Records supplied:
+++

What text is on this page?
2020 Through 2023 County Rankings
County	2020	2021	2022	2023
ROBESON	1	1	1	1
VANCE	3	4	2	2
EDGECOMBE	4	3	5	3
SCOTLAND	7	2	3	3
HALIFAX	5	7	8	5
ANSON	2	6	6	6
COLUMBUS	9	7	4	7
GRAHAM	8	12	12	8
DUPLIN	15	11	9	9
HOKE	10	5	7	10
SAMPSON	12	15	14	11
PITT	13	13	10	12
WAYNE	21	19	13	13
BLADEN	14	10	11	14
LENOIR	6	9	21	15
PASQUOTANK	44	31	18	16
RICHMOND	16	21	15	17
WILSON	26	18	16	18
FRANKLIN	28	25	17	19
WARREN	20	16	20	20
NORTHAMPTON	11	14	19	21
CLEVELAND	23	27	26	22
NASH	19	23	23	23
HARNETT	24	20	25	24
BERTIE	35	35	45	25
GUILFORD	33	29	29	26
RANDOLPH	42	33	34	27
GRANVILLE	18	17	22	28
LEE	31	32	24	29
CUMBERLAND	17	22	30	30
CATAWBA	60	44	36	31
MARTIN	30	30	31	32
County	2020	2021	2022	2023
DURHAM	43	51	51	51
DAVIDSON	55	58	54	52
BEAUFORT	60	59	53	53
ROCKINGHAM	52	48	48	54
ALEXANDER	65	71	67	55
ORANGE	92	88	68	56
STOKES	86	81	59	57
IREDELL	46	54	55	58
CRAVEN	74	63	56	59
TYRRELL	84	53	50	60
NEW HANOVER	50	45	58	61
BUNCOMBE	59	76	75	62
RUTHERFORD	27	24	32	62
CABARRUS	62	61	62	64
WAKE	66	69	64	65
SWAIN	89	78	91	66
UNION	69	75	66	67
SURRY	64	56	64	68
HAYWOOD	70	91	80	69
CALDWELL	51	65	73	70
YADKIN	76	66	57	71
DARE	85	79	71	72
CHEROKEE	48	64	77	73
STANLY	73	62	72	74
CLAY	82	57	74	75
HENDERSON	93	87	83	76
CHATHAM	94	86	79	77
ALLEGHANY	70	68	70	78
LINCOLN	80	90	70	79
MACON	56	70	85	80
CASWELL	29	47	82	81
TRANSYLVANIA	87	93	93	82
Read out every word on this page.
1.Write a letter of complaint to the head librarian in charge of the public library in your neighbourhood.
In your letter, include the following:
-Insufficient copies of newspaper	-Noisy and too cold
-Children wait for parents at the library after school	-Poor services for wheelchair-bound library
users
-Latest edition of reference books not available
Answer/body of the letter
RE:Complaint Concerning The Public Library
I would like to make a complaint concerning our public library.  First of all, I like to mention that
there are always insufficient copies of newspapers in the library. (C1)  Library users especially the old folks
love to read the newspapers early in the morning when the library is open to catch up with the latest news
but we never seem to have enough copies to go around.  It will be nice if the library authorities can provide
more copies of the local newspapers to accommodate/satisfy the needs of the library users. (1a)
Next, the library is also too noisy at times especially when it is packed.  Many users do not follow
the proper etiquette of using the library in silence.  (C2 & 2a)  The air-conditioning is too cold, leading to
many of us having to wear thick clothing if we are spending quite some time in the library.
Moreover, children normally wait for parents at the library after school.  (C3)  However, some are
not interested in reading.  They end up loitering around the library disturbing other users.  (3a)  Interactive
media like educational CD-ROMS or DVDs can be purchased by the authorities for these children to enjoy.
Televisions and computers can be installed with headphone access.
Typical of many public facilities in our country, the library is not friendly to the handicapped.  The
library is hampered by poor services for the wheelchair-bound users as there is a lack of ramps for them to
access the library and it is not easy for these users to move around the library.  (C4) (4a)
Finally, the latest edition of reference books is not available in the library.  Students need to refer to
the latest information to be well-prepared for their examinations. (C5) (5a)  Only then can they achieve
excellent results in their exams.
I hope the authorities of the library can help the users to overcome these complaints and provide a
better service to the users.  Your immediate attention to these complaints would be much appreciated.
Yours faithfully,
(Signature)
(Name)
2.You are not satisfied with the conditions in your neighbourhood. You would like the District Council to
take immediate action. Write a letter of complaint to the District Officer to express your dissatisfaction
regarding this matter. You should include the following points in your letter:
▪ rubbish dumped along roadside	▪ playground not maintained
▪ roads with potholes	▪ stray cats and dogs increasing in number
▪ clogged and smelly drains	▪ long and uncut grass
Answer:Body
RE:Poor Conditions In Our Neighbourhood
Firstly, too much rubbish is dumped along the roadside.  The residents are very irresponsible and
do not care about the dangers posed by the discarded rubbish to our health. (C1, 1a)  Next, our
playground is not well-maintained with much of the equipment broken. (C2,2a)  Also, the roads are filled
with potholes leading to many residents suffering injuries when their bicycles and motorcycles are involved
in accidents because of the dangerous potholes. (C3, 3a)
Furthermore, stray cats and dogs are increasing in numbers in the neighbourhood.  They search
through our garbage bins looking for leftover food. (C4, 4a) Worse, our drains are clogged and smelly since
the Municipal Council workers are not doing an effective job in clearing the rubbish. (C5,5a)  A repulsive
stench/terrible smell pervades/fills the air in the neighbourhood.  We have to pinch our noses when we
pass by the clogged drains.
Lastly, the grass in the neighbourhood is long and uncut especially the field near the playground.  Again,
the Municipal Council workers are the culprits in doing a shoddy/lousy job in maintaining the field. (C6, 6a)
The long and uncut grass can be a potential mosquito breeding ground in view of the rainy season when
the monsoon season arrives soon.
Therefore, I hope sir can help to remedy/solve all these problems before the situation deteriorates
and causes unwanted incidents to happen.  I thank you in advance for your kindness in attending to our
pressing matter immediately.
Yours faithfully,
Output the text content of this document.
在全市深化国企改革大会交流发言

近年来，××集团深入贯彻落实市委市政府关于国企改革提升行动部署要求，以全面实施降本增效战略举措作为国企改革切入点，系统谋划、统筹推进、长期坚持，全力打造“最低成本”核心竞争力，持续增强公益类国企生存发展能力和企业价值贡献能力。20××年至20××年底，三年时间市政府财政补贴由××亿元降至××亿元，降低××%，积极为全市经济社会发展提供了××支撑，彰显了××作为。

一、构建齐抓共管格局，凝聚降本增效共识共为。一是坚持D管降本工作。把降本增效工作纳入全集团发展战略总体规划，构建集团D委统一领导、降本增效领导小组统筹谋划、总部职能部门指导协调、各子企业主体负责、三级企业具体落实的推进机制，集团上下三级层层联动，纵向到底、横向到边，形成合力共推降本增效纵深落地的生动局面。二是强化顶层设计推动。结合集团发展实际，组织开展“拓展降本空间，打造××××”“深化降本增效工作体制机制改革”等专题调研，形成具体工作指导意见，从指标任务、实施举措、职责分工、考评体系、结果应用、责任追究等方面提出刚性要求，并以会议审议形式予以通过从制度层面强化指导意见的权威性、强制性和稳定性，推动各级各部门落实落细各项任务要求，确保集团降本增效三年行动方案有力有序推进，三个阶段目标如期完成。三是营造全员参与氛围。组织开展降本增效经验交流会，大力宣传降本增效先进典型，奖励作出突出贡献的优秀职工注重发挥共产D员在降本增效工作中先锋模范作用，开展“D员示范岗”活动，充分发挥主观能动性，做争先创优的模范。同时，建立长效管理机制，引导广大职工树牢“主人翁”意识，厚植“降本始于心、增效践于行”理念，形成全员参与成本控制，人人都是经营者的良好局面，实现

+++

What to produce:
Copy each line that holds the word "authorities".

Complete response:
but we never seem to have enough copies to go around.  It will be nice if the library authorities can provide
media like educational CD-ROMS or DVDs can be purchased by the authorities for these children to enjoy.
I hope the authorities of the library can help the users to overcome these complaints and provide a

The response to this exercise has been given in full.